*Work instructions*
From the entries below, copy every line that holds the word "index".

*Recorded data*
[Begin]
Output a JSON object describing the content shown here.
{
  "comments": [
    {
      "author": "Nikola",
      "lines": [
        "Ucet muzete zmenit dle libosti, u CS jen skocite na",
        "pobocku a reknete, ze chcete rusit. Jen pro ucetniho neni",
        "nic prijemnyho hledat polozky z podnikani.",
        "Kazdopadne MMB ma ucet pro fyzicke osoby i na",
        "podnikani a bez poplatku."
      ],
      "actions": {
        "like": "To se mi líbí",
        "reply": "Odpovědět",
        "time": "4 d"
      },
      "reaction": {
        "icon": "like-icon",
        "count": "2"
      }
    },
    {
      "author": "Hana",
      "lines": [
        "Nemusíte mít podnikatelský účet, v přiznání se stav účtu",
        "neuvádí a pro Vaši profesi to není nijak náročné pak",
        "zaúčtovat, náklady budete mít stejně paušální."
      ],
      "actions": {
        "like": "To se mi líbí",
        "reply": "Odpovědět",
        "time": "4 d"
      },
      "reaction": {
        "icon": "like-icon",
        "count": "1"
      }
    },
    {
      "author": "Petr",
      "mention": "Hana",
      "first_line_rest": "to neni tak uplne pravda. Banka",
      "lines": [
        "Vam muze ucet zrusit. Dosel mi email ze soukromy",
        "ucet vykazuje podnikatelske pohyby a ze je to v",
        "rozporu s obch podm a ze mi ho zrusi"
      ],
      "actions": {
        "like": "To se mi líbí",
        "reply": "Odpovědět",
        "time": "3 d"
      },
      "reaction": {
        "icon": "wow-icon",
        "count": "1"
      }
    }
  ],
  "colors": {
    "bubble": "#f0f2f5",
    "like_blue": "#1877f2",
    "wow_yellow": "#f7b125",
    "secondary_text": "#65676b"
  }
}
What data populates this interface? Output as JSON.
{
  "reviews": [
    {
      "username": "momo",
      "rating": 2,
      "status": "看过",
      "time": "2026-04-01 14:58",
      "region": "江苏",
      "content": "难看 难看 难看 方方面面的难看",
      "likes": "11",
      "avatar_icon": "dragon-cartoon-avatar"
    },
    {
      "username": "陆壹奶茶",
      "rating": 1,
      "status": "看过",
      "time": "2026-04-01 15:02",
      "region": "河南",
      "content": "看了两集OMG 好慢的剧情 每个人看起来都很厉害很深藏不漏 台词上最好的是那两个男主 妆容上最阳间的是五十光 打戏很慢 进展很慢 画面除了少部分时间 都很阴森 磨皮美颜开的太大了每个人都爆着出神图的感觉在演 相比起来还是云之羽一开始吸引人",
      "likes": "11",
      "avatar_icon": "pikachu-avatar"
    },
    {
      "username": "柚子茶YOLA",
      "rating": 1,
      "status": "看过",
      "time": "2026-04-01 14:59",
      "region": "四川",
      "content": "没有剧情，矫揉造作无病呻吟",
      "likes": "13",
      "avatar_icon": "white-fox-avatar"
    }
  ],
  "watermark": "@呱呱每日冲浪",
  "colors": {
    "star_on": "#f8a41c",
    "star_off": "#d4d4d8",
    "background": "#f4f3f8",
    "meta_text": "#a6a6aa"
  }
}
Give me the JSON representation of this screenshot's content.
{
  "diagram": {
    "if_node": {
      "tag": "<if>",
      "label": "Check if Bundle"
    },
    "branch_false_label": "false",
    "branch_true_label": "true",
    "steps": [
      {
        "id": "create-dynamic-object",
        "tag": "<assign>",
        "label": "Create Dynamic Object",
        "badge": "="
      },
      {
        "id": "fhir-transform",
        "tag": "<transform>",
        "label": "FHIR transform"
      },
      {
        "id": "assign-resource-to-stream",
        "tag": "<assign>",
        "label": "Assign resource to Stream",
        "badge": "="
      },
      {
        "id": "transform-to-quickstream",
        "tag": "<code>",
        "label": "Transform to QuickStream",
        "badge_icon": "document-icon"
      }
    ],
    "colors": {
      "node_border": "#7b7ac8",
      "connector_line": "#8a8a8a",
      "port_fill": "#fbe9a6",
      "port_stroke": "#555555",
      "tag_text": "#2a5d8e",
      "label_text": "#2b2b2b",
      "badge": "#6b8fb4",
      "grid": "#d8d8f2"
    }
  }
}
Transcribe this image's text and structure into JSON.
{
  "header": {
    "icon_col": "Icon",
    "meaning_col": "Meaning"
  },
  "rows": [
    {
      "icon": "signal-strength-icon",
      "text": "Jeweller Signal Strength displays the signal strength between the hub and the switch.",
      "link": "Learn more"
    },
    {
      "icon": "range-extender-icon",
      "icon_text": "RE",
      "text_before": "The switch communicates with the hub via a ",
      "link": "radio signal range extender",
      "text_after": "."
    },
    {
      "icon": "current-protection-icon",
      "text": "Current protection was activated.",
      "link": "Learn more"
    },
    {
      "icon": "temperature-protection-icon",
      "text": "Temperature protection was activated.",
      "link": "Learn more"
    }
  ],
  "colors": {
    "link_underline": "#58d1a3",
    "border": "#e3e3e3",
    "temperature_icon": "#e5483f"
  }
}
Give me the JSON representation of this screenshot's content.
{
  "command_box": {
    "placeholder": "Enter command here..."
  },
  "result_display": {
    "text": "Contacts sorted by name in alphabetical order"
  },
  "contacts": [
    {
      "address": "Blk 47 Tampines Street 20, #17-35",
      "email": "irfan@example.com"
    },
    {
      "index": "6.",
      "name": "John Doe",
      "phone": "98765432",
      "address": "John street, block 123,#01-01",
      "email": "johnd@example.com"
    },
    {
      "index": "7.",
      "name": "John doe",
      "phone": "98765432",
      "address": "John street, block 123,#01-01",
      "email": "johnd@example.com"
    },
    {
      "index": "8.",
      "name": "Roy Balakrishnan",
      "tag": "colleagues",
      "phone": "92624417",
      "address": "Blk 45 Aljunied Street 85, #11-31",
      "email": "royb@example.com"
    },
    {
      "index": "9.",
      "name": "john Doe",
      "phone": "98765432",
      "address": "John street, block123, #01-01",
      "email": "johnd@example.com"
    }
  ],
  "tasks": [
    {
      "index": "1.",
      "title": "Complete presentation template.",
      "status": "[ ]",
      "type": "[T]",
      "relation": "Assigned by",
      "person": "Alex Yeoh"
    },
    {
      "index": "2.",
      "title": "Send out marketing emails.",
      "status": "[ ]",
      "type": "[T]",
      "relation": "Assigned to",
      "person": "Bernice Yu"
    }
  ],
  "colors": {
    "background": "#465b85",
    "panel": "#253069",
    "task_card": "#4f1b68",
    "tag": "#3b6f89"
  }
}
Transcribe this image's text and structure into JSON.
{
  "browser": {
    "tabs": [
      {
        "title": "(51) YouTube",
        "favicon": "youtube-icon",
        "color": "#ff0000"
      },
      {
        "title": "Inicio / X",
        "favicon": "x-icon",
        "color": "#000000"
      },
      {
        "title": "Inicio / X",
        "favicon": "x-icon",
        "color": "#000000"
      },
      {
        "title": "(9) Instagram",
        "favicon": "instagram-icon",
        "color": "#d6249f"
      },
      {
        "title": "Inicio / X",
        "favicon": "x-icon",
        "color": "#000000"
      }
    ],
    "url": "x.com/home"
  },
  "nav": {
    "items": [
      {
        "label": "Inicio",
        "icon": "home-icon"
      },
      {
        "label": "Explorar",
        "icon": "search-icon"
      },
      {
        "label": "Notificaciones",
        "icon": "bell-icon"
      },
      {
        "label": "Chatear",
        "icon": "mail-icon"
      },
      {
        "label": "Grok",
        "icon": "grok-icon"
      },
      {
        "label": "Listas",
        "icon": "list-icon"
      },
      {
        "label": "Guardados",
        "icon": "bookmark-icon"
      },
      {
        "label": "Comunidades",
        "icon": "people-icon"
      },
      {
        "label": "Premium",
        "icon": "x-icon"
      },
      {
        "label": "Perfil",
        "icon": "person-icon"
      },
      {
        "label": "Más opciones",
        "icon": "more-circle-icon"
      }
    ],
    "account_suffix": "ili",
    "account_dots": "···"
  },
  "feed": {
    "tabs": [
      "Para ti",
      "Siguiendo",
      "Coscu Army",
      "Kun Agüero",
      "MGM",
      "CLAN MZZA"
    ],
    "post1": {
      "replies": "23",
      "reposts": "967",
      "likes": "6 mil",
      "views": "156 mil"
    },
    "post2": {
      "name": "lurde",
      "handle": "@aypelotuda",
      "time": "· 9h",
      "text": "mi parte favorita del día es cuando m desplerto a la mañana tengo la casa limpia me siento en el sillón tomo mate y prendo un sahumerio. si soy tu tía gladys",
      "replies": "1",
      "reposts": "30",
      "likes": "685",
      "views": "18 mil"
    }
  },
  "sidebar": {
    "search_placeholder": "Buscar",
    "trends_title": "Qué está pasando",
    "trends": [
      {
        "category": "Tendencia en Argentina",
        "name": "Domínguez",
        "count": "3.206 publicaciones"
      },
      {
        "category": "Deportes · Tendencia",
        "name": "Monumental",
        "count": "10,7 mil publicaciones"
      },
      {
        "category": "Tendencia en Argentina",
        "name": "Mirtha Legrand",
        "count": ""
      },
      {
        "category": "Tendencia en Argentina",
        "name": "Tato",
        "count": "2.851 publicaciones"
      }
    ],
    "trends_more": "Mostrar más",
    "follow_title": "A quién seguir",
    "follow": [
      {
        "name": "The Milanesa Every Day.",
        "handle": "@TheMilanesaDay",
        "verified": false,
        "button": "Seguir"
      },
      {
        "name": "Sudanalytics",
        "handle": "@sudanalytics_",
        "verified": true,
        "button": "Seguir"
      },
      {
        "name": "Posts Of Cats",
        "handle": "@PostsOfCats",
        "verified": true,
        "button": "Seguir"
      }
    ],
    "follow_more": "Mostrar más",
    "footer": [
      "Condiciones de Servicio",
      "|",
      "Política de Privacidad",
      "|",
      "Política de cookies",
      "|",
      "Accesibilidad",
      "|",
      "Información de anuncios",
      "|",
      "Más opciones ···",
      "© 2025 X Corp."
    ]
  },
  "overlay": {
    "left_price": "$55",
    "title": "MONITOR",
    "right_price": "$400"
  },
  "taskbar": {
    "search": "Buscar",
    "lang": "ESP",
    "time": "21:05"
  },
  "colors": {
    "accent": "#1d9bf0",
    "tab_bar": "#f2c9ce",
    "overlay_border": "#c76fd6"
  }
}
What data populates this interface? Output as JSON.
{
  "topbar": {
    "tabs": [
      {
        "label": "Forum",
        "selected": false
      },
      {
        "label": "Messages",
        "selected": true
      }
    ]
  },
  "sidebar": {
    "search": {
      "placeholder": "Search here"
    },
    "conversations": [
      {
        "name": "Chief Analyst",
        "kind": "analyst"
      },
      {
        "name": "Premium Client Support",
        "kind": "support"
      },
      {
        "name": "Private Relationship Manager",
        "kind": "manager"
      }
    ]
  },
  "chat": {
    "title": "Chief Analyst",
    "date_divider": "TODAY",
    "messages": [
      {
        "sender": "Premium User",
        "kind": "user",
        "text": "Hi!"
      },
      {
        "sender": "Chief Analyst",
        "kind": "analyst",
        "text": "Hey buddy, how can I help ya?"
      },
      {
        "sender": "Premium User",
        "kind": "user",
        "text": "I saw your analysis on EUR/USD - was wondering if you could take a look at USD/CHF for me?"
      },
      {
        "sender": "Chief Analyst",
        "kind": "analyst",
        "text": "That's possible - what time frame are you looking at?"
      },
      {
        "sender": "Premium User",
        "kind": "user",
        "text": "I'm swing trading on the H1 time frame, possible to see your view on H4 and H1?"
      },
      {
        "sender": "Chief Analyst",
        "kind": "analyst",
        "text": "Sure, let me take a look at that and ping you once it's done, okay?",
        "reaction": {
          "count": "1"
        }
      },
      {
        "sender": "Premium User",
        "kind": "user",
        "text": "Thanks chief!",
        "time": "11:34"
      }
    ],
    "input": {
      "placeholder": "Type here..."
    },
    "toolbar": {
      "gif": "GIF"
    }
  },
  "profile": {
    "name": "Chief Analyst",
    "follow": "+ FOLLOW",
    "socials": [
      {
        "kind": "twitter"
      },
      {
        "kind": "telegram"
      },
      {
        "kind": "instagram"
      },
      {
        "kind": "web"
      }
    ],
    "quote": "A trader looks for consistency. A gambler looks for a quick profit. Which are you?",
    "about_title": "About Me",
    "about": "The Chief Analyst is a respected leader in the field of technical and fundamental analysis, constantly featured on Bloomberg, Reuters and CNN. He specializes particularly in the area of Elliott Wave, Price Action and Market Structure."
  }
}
[End]
*Result for this exercise*
      "index": "6.",
      "index": "7.",
      "index": "8.",
      "index": "9.",
      "index": "1.",
      "index": "2.",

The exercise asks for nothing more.